C’est un nouveau départ ou plutôt une nouvelle étape dans leur reconstruction. Arrivés en France en 2014 après avoir fui la Syrie, Bassem et Reem Ataya ont inauguré en juin dernier leur restaurant au cœur du food-court lillois Grand Scène. Le couple y propose une cuisine syrienne chargée de saveurs, de souvenirs et d’histoire. “La guerre laisse une image dégradée de la Syrie. Au travers de la nourriture, nous voulons transmettre une image positive du peuple syrien et des réfugiés en général. Le peuple syrien est un peuple gentil, accueillant et partageur”, confie Reem. À la carte de ce restaurant, qui vient compléter leur offre de service traiteur lancée en 2018, on retrouve les fondamentaux de la cuisine levantine.
Boucler la boucle
Reem et Bassem, issu d’une famille de restaurateurs à Damas, ont quitté, avec leur fille, un pays ravagé par les bombes pour atterrir en France. Sans famille ni travail, ils ont tout de même la chance de ne pas se retrouver à la rue et de loger chez une connaissance. Commence alors un casse-tête administratif qui dure près d’un an : la demande d’asile, puis la reconnaissance en tant que réfugiés politiques, avant d’obtenir des papiers français. “L’administration française n’est pas facile. Pour les papiers, heureusement que l’on nous a aidés, et pour monter notre boîte aussi. Il faut énormément de justificatifs. C’est important quand on arrive en tant que réfugié d’être bien entouré, sinon on n’arrive à rien”, insiste Reem Ataya.
Laila peut aussi en témoigner. Née à Hérat, dans l’ouest de l’Afghanistan, elle a quitté son pays en 2008 avec sa famille, pour se réfugier en France. D’abord à Paris, puis dans le Nord, à Tourcoing, où elle vit depuis douze ans. Et depuis quelques semaines, elle est la gérante d’un petit restaurant, rue de Trévise à Lille. “J’ai eu beaucoup de soucis pour créer le restaurant. J’ai demandé à plusieurs banques, qui n’ont pas accepté, malgré le soutien de mon expert-comptable. Quand, il y a quatre mois, j’ai vu ce local qui n’était pas trop cher, j’ai emprunté à mes amis autour de moi. Il m’a fallu un peu de temps pour réunir l’argent.”
════
ÉNONCÉ A: D'après le texte sur les restaurateurs réfugiés, en quelle année Bassem et Reem Ataya ont-ils lancé leur service traiteur ?
ÉNONCÉ B: Prolongez le texte sur les restaurateurs réfugiés à partir de sa dernière phrase.
════
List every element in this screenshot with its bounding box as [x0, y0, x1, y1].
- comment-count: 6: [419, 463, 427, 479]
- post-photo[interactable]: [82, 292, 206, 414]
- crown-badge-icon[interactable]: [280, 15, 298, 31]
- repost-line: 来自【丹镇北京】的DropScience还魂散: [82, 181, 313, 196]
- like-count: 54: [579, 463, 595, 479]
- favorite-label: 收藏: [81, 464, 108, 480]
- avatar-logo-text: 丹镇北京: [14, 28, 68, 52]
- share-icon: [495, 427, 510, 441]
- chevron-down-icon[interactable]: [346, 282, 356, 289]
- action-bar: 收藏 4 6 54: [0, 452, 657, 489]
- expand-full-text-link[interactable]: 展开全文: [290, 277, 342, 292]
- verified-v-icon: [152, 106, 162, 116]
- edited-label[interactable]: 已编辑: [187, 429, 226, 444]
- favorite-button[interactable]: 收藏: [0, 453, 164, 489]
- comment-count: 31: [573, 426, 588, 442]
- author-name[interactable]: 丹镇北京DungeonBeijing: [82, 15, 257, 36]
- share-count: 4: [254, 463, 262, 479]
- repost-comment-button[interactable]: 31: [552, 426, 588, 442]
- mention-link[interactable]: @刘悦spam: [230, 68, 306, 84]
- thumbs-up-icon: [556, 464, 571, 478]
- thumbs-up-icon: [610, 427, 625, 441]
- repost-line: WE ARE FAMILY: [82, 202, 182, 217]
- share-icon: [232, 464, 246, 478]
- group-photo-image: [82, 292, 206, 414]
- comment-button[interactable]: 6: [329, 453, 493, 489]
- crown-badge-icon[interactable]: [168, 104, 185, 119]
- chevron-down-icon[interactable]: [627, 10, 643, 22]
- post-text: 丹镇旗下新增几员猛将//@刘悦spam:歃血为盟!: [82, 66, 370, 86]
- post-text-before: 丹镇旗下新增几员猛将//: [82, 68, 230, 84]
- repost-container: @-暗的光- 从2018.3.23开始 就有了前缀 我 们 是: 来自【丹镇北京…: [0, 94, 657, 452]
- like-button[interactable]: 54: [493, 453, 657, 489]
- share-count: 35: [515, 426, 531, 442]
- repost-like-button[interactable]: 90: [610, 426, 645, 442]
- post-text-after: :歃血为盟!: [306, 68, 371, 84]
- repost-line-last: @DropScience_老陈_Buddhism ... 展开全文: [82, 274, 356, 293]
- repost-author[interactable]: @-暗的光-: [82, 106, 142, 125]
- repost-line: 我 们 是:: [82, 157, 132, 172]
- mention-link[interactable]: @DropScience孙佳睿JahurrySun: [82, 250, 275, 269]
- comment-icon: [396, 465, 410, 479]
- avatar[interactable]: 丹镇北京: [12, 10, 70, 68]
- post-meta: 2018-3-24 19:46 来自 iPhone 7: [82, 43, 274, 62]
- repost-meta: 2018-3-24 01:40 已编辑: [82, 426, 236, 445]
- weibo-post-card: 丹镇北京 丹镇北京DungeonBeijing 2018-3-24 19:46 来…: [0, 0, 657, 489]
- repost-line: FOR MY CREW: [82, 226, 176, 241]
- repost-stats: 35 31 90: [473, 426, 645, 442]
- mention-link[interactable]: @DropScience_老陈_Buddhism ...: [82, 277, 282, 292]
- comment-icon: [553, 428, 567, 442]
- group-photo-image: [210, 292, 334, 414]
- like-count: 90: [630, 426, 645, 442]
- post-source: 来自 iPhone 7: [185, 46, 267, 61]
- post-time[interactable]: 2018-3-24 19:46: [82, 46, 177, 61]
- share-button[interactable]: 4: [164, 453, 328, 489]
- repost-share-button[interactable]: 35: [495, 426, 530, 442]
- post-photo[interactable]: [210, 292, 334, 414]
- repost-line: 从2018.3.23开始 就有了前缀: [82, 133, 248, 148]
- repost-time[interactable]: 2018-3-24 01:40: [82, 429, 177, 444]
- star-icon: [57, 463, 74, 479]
════
RÉPONSE A: Ils ont lancé leur service traiteur en 2018.

RÉPONSE B:
Embaucher des réfugiés
Louis Jacquot et Sébastien Prunier, eux, ont décidé d’aider à de nouveaux départs. En 2016, ils ont créé leur service traiteur, Les Cuistots Migrateurs, et décidé de n’embaucher que des réfugiés. “À notre échelle, on espère permettre un changement de regard, un vent nouveau et positif sur la question de la migration”, confie Louis Jacquot, qui souhaite ainsi apporter une situation stable à ses employés. Aujourd’hui, neuf réfugiés, tous en règle, travaillent en CDI dans l’entreprise. Seul l’un d’entre eux travaillait déjà dans la restauration dans son pays d’origine.
“On ne parle jamais de diplôme. Pour sélectionner les profils, on a goûté les plats et mesuré à quel point la cuisine était une passion. Puis on a évalué le niveau de langue”, explique le cofondateur. Les Cuistots Migrateurs préparent leurs mets internationaux dans un laboratoire de 500 m2 situé à Montreuil (Seine-Saint-Denis), en banlieue parisienne. Ils viennent de lancer un site e-commerce.
Et pour aller plus loin dans leur démarche, les deux fondateurs ont développé une école de cuisine pour les réfugiés statutaires. Située dans les locaux de l’Institut culinaire de Paris, l’école propose des formations professionnalisantes gratuites de 4 mois et demi pour les réfugiés. À la sortie, les élèves stagiaires se voient diplômés d’un CQP de commis de cuisine “90% de nos élèves qui sont sortis de la formation ont trouvé un emploi stable”, se félicite Imaad Ali, le directeur de cette école.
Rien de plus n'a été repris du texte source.